# START OF Exercise materials

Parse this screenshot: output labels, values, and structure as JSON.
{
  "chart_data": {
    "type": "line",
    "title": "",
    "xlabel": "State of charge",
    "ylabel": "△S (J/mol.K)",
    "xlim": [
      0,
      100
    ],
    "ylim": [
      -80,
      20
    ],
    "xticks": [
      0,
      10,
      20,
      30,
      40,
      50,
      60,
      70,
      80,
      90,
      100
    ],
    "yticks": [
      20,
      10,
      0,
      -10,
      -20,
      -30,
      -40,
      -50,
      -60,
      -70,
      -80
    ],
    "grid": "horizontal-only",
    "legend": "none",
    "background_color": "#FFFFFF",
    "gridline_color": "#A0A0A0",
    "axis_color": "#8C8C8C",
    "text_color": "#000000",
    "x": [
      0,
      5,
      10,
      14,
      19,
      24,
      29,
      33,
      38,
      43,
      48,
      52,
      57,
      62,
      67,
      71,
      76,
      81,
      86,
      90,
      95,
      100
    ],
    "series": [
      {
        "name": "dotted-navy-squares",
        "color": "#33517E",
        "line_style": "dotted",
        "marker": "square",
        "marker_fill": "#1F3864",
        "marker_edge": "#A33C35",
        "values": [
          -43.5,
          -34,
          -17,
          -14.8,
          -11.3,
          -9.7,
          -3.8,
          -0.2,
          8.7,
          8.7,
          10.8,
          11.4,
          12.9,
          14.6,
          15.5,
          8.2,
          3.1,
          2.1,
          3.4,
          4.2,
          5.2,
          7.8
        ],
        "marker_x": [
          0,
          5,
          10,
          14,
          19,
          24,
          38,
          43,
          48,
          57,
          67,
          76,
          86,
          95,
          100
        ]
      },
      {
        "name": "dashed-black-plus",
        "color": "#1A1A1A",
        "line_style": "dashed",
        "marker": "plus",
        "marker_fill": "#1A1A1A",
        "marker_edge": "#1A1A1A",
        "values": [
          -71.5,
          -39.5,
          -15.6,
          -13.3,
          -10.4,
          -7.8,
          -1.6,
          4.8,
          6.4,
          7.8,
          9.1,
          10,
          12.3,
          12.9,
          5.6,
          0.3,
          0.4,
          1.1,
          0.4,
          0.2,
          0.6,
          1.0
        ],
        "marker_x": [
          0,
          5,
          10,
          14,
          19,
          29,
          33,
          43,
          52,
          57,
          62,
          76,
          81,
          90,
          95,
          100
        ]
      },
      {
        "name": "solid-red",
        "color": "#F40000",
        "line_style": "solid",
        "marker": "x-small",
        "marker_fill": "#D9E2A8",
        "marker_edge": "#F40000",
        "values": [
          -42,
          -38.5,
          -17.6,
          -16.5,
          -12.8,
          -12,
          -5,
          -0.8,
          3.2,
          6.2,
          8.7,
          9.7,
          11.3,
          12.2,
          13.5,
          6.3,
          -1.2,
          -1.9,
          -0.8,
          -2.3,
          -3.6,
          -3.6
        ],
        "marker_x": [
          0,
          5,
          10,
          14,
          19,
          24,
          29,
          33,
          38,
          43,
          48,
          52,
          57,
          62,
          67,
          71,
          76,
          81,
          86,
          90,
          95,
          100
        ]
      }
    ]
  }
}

# END OF Exercise materials

**Instructions to follow:**
Copy each entry exactly, with nothing added or dropped.

**Finished answer:**
Parse this screenshot: output labels, values, and structure as JSON.
{
  "chart_data": {
    "type": "line",
    "title": "",
    "xlabel": "State of charge",
    "ylabel": "△S (J/mol.K)",
    "xlim": [
      0,
      100
    ],
    "ylim": [
      -80,
      20
    ],
    "xticks": [
      0,
      10,
      20,
      30,
      40,
      50,
      60,
      70,
      80,
      90,
      100
    ],
    "yticks": [
      20,
      10,
      0,
      -10,
      -20,
      -30,
      -40,
      -50,
      -60,
      -70,
      -80
    ],
    "grid": "horizontal-only",
    "legend": "none",
    "background_color": "#FFFFFF",
    "gridline_color": "#A0A0A0",
    "axis_color": "#8C8C8C",
    "text_color": "#000000",
    "x": [
      0,
      5,
      10,
      14,
      19,
      24,
      29,
      33,
      38,
      43,
      48,
      52,
      57,
      62,
      67,
      71,
      76,
      81,
      86,
      90,
      95,
      100
    ],
    "series": [
      {
        "name": "dotted-navy-squares",
        "color": "#33517E",
        "line_style": "dotted",
        "marker": "square",
        "marker_fill": "#1F3864",
        "marker_edge": "#A33C35",
        "values": [
          -43.5,
          -34,
          -17,
          -14.8,
          -11.3,
          -9.7,
          -3.8,
          -0.2,
          8.7,
          8.7,
          10.8,
          11.4,
          12.9,
          14.6,
          15.5,
          8.2,
          3.1,
          2.1,
          3.4,
          4.2,
          5.2,
          7.8
        ],
        "marker_x": [
          0,
          5,
          10,
          14,
          19,
          24,
          38,
          43,
          48,
          57,
          67,
          76,
          86,
          95,
          100
        ]
      },
      {
        "name": "dashed-black-plus",
        "color": "#1A1A1A",
        "line_style": "dashed",
        "marker": "plus",
        "marker_fill": "#1A1A1A",
        "marker_edge": "#1A1A1A",
        "values": [
          -71.5,
          -39.5,
          -15.6,
          -13.3,
          -10.4,
          -7.8,
          -1.6,
          4.8,
          6.4,
          7.8,
          9.1,
          10,
          12.3,
          12.9,
          5.6,
          0.3,
          0.4,
          1.1,
          0.4,
          0.2,
          0.6,
          1.0
        ],
        "marker_x": [
          0,
          5,
          10,
          14,
          19,
          29,
          33,
          43,
          52,
          57,
          62,
          76,
          81,
          90,
          95,
          100
        ]
      },
      {
        "name": "solid-red",
        "color": "#F40000",
        "line_style": "solid",
        "marker": "x-small",
        "marker_fill": "#D9E2A8",
        "marker_edge": "#F40000",
        "values": [
          -42,
          -38.5,
          -17.6,
          -16.5,
          -12.8,
          -12,
          -5,
          -0.8,
          3.2,
          6.2,
          8.7,
          9.7,
          11.3,
          12.2,
          13.5,
          6.3,
          -1.2,
          -1.9,
          -0.8,
          -2.3,
          -3.6,
          -3.6
        ],
        "marker_x": [
          0,
          5,
          10,
          14,
          19,
          24,
          29,
          33,
          38,
          43,
          48,
          52,
          57,
          62,
          67,
          71,
          76,
          81,
          86,
          90,
          95,
          100
        ]
      }
    ]
  }
}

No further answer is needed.